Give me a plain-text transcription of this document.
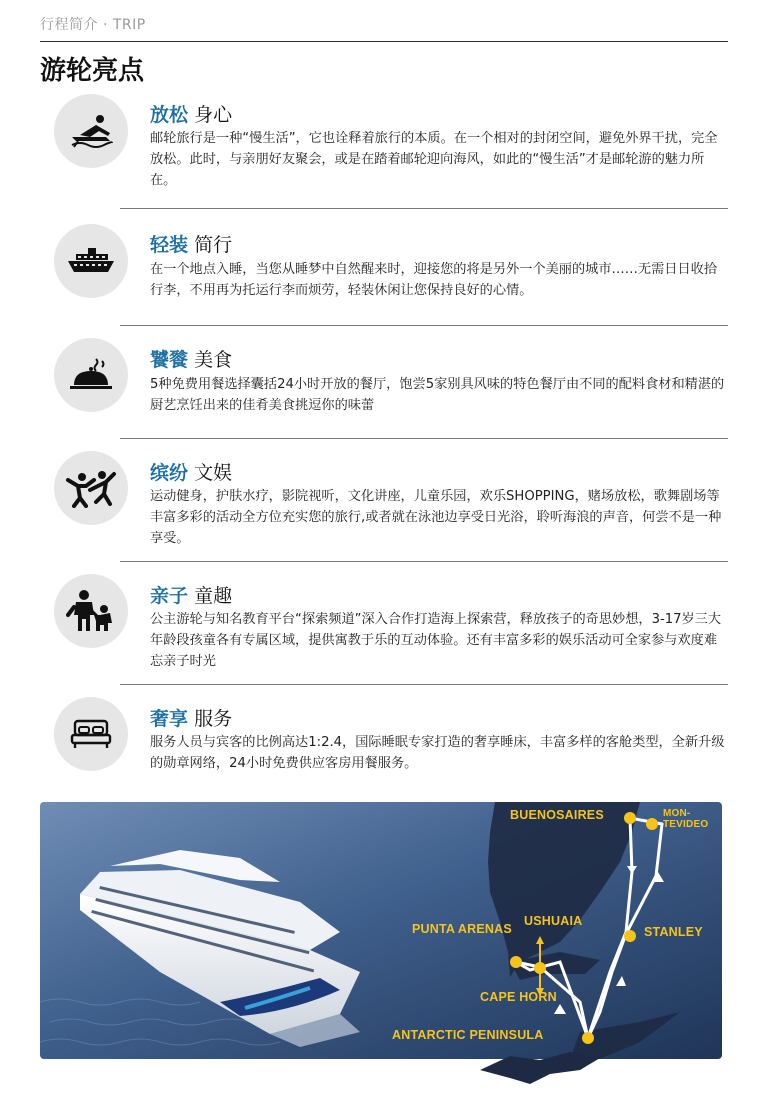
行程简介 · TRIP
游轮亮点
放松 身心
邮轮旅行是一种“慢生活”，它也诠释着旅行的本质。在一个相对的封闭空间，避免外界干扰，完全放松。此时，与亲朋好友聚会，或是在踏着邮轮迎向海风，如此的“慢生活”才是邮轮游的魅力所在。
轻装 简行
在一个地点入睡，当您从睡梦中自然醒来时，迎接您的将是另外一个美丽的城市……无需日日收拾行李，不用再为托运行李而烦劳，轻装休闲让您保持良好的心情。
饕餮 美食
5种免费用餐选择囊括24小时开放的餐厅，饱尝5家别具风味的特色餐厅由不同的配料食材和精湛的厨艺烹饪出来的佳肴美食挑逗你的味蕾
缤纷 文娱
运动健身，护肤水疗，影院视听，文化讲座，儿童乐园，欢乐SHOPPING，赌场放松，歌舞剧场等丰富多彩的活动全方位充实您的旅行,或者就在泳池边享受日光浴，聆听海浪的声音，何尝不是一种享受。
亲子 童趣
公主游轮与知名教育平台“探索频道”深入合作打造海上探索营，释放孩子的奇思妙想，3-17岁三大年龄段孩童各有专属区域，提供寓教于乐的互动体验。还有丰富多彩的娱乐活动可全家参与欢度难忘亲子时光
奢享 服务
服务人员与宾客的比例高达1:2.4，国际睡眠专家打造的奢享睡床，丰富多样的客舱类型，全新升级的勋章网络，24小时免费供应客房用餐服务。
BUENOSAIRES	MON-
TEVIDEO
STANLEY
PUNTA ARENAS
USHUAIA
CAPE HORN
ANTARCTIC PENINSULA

------------------------------

Aim of the task
Every line above should be returned word for word, with the pictures left behind.

Response
Give me a plain-text transcription of this document.
行程简介 · TRIP
游轮亮点
放松 身心
邮轮旅行是一种“慢生活”，它也诠释着旅行的本质。在一个相对的封闭空间，避免外界干扰，完全放松。此时，与亲朋好友聚会，或是在踏着邮轮迎向海风，如此的“慢生活”才是邮轮游的魅力所在。
轻装 简行
在一个地点入睡，当您从睡梦中自然醒来时，迎接您的将是另外一个美丽的城市……无需日日收拾行李，不用再为托运行李而烦劳，轻装休闲让您保持良好的心情。
饕餮 美食
5种免费用餐选择囊括24小时开放的餐厅，饱尝5家别具风味的特色餐厅由不同的配料食材和精湛的厨艺烹饪出来的佳肴美食挑逗你的味蕾
缤纷 文娱
运动健身，护肤水疗，影院视听，文化讲座，儿童乐园，欢乐SHOPPING，赌场放松，歌舞剧场等丰富多彩的活动全方位充实您的旅行,或者就在泳池边享受日光浴，聆听海浪的声音，何尝不是一种享受。
亲子 童趣
公主游轮与知名教育平台“探索频道”深入合作打造海上探索营，释放孩子的奇思妙想，3-17岁三大年龄段孩童各有专属区域，提供寓教于乐的互动体验。还有丰富多彩的娱乐活动可全家参与欢度难忘亲子时光
奢享 服务
服务人员与宾客的比例高达1:2.4，国际睡眠专家打造的奢享睡床，丰富多样的客舱类型，全新升级的勋章网络，24小时免费供应客房用餐服务。
BUENOSAIRES	MON-
TEVIDEO
STANLEY
PUNTA ARENAS
USHUAIA
CAPE HORN
ANTARCTIC PENINSULA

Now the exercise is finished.